» **What is being asked**
For every line in the records that has the word "work", make a copy.

------------------------

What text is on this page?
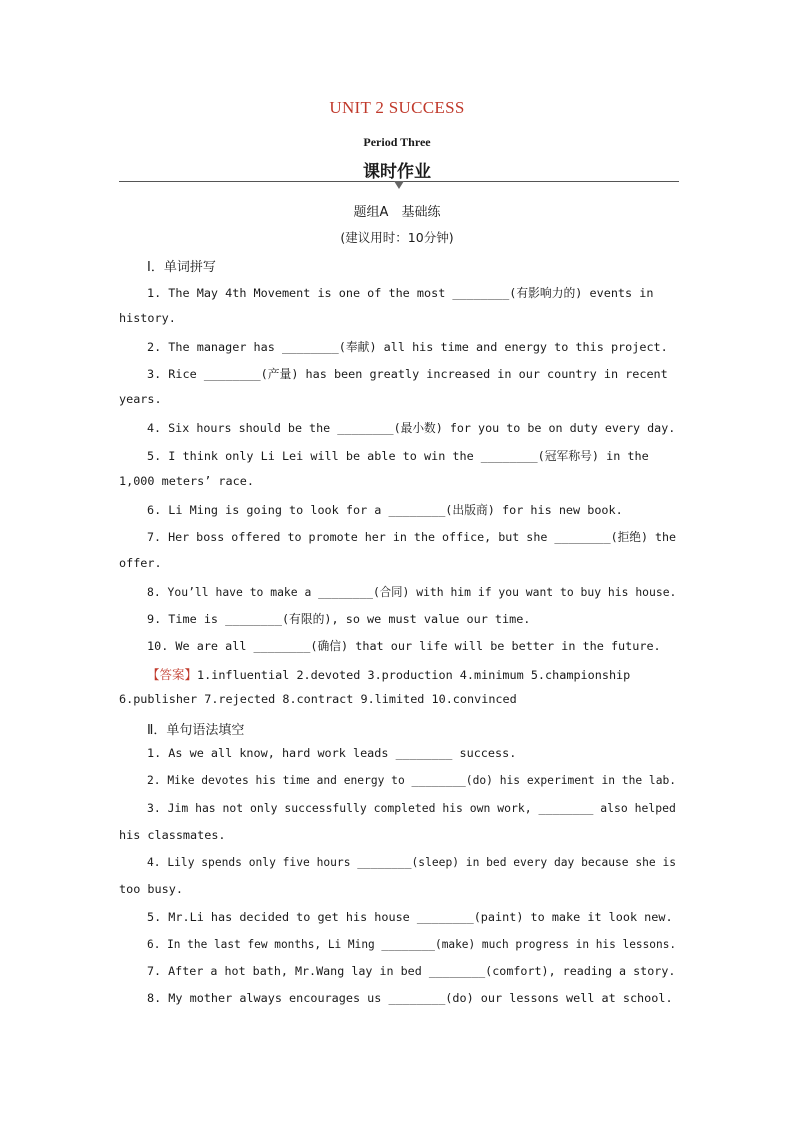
UNIT 2 SUCCESS
Period Three
课时作业
题组A　基础练
(建议用时：10分钟)
Ⅰ．单词拼写
1. The May 4th Movement is one of the most ________(有影响力的) events in
history.
2. The manager has ________(奉献) all his time and energy to this project.
3. Rice ________(产量) has been greatly increased in our country in recent
years.
4. Six hours should be the ________(最小数) for you to be on duty every day.
5. I think only Li Lei will be able to win the ________(冠军称号) in the
1,000 meters’ race.
6. Li Ming is going to look for a ________(出版商) for his new book.
7. Her boss offered to promote her in the office, but she ________(拒绝) the
offer.
8. You’ll have to make a ________(合同) with him if you want to buy his house.
9. Time is ________(有限的), so we must value our time.
10. We are all ________(确信) that our life will be better in the future.
【答案】1.influential 2.devoted 3.production 4.minimum 5.championship
6.publisher 7.rejected 8.contract 9.limited 10.convinced
Ⅱ．单句语法填空
1. As we all know, hard work leads ________ success.
2. Mike devotes his time and energy to ________(do) his experiment in the lab.
3. Jim has not only successfully completed his own work, ________ also helped
his classmates.
4. Lily spends only five hours ________(sleep) in bed every day because she is
too busy.
5. Mr.Li has decided to get his house ________(paint) to make it look new.
6. In the last few months, Li Ming ________(make) much progress in his lessons.
7. After a hot bath, Mr.Wang lay in bed ________(comfort), reading a story.
8. My mother always encourages us ________(do) our lessons well at school.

------------------------

» **Finished exercise**
1. As we all know, hard work leads ________ success.
3. Jim has not only successfully completed his own work, ________ also helped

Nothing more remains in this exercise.